> _Problem statement_: Your task is to transcribe all the entries exactly, excluding pictures.

> _Source material_:
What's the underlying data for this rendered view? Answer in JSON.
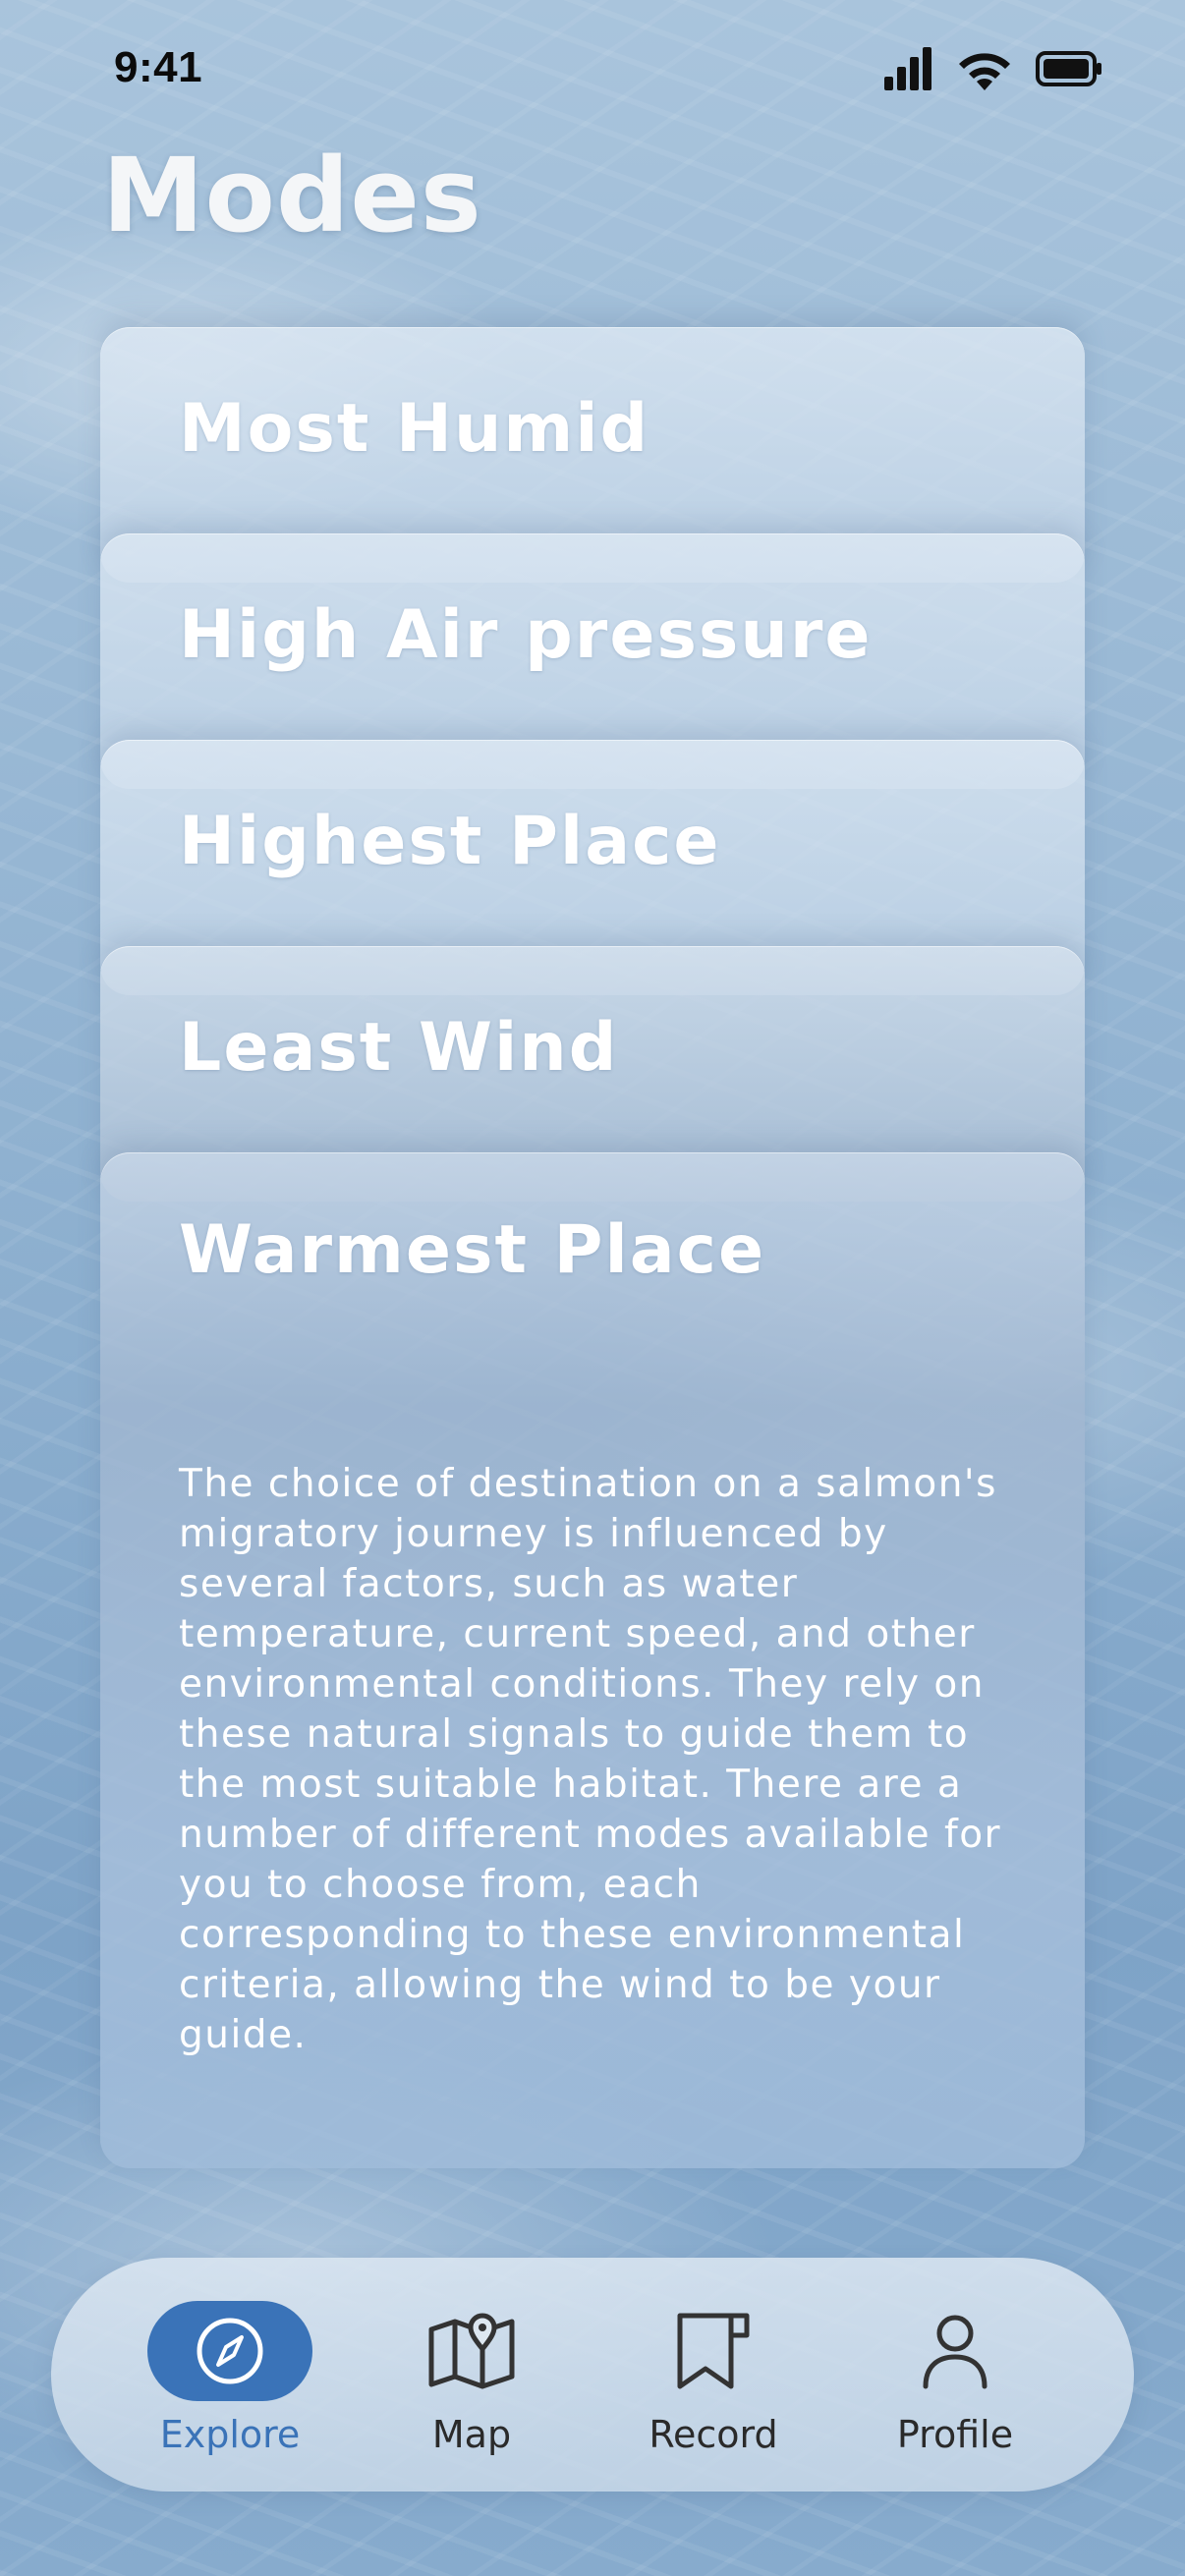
{
  "status_bar": {
    "time": "9:41",
    "icons": [
      "cellular-signal-icon",
      "wifi-icon",
      "battery-icon"
    ]
  },
  "page": {
    "title": "Modes"
  },
  "modes": [
    {
      "label": "Most Humid"
    },
    {
      "label": "High Air pressure"
    },
    {
      "label": "Highest Place"
    },
    {
      "label": "Least Wind"
    },
    {
      "label": "Warmest Place",
      "description": "The choice of destination on a salmon's migratory journey is influenced by several factors, such as water temperature, current speed, and other environmental conditions. They rely on these natural signals to guide them to the most suitable habitat. There are a number of different modes available for you to choose from, each corresponding to these environmental criteria, allowing the wind to be your guide."
    }
  ],
  "tab_bar": {
    "tabs": [
      {
        "label": "Explore",
        "icon": "compass-icon",
        "active": true
      },
      {
        "label": "Map",
        "icon": "map-icon",
        "active": false
      },
      {
        "label": "Record",
        "icon": "bookmark-icon",
        "active": false
      },
      {
        "label": "Profile",
        "icon": "person-icon",
        "active": false
      }
    ]
  },
  "colors": {
    "accent": "#3a73b8",
    "title_text": "#f4f6f8",
    "card_text": "#ffffff"
  }
}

> _Answer for the task_:
What's the underlying data for this rendered view? Answer in JSON.
{
  "status_bar": {
    "time": "9:41",
    "icons": [
      "cellular-signal-icon",
      "wifi-icon",
      "battery-icon"
    ]
  },
  "page": {
    "title": "Modes"
  },
  "modes": [
    {
      "label": "Most Humid"
    },
    {
      "label": "High Air pressure"
    },
    {
      "label": "Highest Place"
    },
    {
      "label": "Least Wind"
    },
    {
      "label": "Warmest Place",
      "description": "The choice of destination on a salmon's migratory journey is influenced by several factors, such as water temperature, current speed, and other environmental conditions. They rely on these natural signals to guide them to the most suitable habitat. There are a number of different modes available for you to choose from, each corresponding to these environmental criteria, allowing the wind to be your guide."
    }
  ],
  "tab_bar": {
    "tabs": [
      {
        "label": "Explore",
        "icon": "compass-icon",
        "active": true
      },
      {
        "label": "Map",
        "icon": "map-icon",
        "active": false
      },
      {
        "label": "Record",
        "icon": "bookmark-icon",
        "active": false
      },
      {
        "label": "Profile",
        "icon": "person-icon",
        "active": false
      }
    ]
  },
  "colors": {
    "accent": "#3a73b8",
    "title_text": "#f4f6f8",
    "card_text": "#ffffff"
  }
}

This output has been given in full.